I'm learning… something?

« previous post | next post »

Google Translate renders "Tanulok Magyarul" as "I'm learning English":


This is presumably related to the reasons that Google Translate used to think that Australia is Ireland, and that Darwin is Freud

Nice to see that there's still some headroom…

Bing Translator get it right:

[h/t Greg Alger]



24 Comments

  1. Guy said,

    April 7, 2016 @ 12:45 pm

    In translations, the name of the language will sometimes best be translated to the name of the source language and sometimes to the name of the target language (especially in some forms of fiction, where "translation" often includes other forms of localization). This seems especially so in the case of literature classes, which are often called "English" classes in English, and likewise in other languages, even though I would argue that that's not really a good label. My understanding is that google translate works based on algorithms that look at human-conducted translations, so it's not too surprising that it would give this result.

_Material for the task_.
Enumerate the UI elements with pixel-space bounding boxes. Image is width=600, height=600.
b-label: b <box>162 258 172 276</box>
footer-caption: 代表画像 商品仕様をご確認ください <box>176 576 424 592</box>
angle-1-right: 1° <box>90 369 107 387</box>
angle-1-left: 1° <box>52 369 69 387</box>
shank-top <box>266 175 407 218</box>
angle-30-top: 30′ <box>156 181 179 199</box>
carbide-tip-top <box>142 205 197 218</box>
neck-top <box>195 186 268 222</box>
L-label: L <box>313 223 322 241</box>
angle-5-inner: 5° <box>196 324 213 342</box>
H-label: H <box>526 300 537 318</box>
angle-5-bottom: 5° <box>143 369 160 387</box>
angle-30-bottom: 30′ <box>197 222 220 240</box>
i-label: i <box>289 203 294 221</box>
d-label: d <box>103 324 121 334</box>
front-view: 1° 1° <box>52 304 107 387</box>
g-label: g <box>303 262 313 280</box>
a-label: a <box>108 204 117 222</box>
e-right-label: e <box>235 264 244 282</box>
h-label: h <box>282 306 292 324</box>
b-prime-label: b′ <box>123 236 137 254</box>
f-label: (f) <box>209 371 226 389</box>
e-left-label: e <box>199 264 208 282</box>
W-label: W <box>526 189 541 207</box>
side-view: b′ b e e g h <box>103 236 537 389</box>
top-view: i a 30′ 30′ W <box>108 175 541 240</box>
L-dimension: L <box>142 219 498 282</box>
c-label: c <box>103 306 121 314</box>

_Objectives_.
1) Render this sentence from the post about Google Translate into Spanish: "My understanding is that google translate works based on algorithms that look at human-conducted translations, so it's not too surprising that it would give this result."
2) Reproduce the portion of the listing that opens with its first line and closes with the line containing "angle-30-top: 30′ <box>156 181 179 199</box>", both ends included.
The listing bears no relation to the post about Google Translate.

_Worked solutions_.
1) Según tengo entendido, Google Translate funciona con algoritmos que examinan traducciones realizadas por personas, así que no es muy sorprendente que diera este resultado.

2)
Enumerate the UI elements with pixel-space bounding boxes. Image is width=600, height=600.
b-label: b <box>162 258 172 276</box>
footer-caption: 代表画像 商品仕様をご確認ください <box>176 576 424 592</box>
angle-1-right: 1° <box>90 369 107 387</box>
angle-1-left: 1° <box>52 369 69 387</box>
shank-top <box>266 175 407 218</box>
angle-30-top: 30′ <box>156 181 179 199</box>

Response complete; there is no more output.